— WORK REQUIRED —
Write out all the data again, exactly as it stands.

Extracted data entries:

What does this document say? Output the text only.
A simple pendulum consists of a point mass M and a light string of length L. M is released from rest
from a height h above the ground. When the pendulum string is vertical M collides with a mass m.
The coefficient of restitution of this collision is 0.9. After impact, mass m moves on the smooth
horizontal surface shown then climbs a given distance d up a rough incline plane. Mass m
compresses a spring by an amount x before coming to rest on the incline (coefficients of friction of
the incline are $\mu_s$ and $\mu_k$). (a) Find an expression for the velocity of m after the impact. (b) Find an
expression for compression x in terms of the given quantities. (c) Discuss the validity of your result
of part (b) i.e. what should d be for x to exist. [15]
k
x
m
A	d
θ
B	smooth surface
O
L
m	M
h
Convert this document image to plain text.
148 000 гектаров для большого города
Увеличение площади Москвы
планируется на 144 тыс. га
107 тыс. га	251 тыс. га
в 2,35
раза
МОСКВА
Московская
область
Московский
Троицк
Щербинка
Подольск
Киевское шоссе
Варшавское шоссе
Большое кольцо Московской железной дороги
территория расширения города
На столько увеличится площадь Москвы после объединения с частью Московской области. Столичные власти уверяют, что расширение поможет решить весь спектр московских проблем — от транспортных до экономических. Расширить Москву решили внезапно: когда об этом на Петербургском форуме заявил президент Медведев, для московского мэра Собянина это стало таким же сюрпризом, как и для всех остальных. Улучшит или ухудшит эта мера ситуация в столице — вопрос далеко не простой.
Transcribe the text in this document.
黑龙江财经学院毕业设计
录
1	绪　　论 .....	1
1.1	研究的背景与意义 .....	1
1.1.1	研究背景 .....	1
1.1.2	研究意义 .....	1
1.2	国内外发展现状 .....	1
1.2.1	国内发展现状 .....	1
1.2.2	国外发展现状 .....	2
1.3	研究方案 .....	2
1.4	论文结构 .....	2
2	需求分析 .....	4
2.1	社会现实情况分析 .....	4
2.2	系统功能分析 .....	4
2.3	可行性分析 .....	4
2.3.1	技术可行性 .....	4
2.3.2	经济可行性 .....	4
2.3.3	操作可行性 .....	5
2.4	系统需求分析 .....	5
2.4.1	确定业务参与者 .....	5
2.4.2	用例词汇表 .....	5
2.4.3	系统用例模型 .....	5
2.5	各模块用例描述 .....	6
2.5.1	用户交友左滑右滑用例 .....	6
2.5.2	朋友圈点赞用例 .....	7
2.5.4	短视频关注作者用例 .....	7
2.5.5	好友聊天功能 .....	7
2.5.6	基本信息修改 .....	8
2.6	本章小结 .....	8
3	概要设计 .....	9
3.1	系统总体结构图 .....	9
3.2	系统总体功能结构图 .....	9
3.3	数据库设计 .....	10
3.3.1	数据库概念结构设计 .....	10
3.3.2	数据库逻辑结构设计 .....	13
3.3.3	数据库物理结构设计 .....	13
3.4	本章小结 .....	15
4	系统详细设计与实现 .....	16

— CORRECT OUTPUT —
What does this document say? Output the text only.
A simple pendulum consists of a point mass M and a light string of length L. M is released from rest
from a height h above the ground. When the pendulum string is vertical M collides with a mass m.
The coefficient of restitution of this collision is 0.9. After impact, mass m moves on the smooth
horizontal surface shown then climbs a given distance d up a rough incline plane. Mass m
compresses a spring by an amount x before coming to rest on the incline (coefficients of friction of
the incline are $\mu_s$ and $\mu_k$). (a) Find an expression for the velocity of m after the impact. (b) Find an
expression for compression x in terms of the given quantities. (c) Discuss the validity of your result
of part (b) i.e. what should d be for x to exist. [15]
k
x
m
A	d
θ
B	smooth surface
O
L
m	M
h
Convert this document image to plain text.
148 000 гектаров для большого города
Увеличение площади Москвы
планируется на 144 тыс. га
107 тыс. га	251 тыс. га
в 2,35
раза
МОСКВА
Московская
область
Московский
Троицк
Щербинка
Подольск
Киевское шоссе
Варшавское шоссе
Большое кольцо Московской железной дороги
территория расширения города
На столько увеличится площадь Москвы после объединения с частью Московской области. Столичные власти уверяют, что расширение поможет решить весь спектр московских проблем — от транспортных до экономических. Расширить Москву решили внезапно: когда об этом на Петербургском форуме заявил президент Медведев, для московского мэра Собянина это стало таким же сюрпризом, как и для всех остальных. Улучшит или ухудшит эта мера ситуация в столице — вопрос далеко не простой.
Transcribe the text in this document.
黑龙江财经学院毕业设计
录
1	绪　　论 .....	1
1.1	研究的背景与意义 .....	1
1.1.1	研究背景 .....	1
1.1.2	研究意义 .....	1
1.2	国内外发展现状 .....	1
1.2.1	国内发展现状 .....	1
1.2.2	国外发展现状 .....	2
1.3	研究方案 .....	2
1.4	论文结构 .....	2
2	需求分析 .....	4
2.1	社会现实情况分析 .....	4
2.2	系统功能分析 .....	4
2.3	可行性分析 .....	4
2.3.1	技术可行性 .....	4
2.3.2	经济可行性 .....	4
2.3.3	操作可行性 .....	5
2.4	系统需求分析 .....	5
2.4.1	确定业务参与者 .....	5
2.4.2	用例词汇表 .....	5
2.4.3	系统用例模型 .....	5
2.5	各模块用例描述 .....	6
2.5.1	用户交友左滑右滑用例 .....	6
2.5.2	朋友圈点赞用例 .....	7
2.5.4	短视频关注作者用例 .....	7
2.5.5	好友聊天功能 .....	7
2.5.6	基本信息修改 .....	8
2.6	本章小结 .....	8
3	概要设计 .....	9
3.1	系统总体结构图 .....	9
3.2	系统总体功能结构图 .....	9
3.3	数据库设计 .....	10
3.3.1	数据库概念结构设计 .....	10
3.3.2	数据库逻辑结构设计 .....	13
3.3.3	数据库物理结构设计 .....	13
3.4	本章小结 .....	15
4	系统详细设计与实现 .....	16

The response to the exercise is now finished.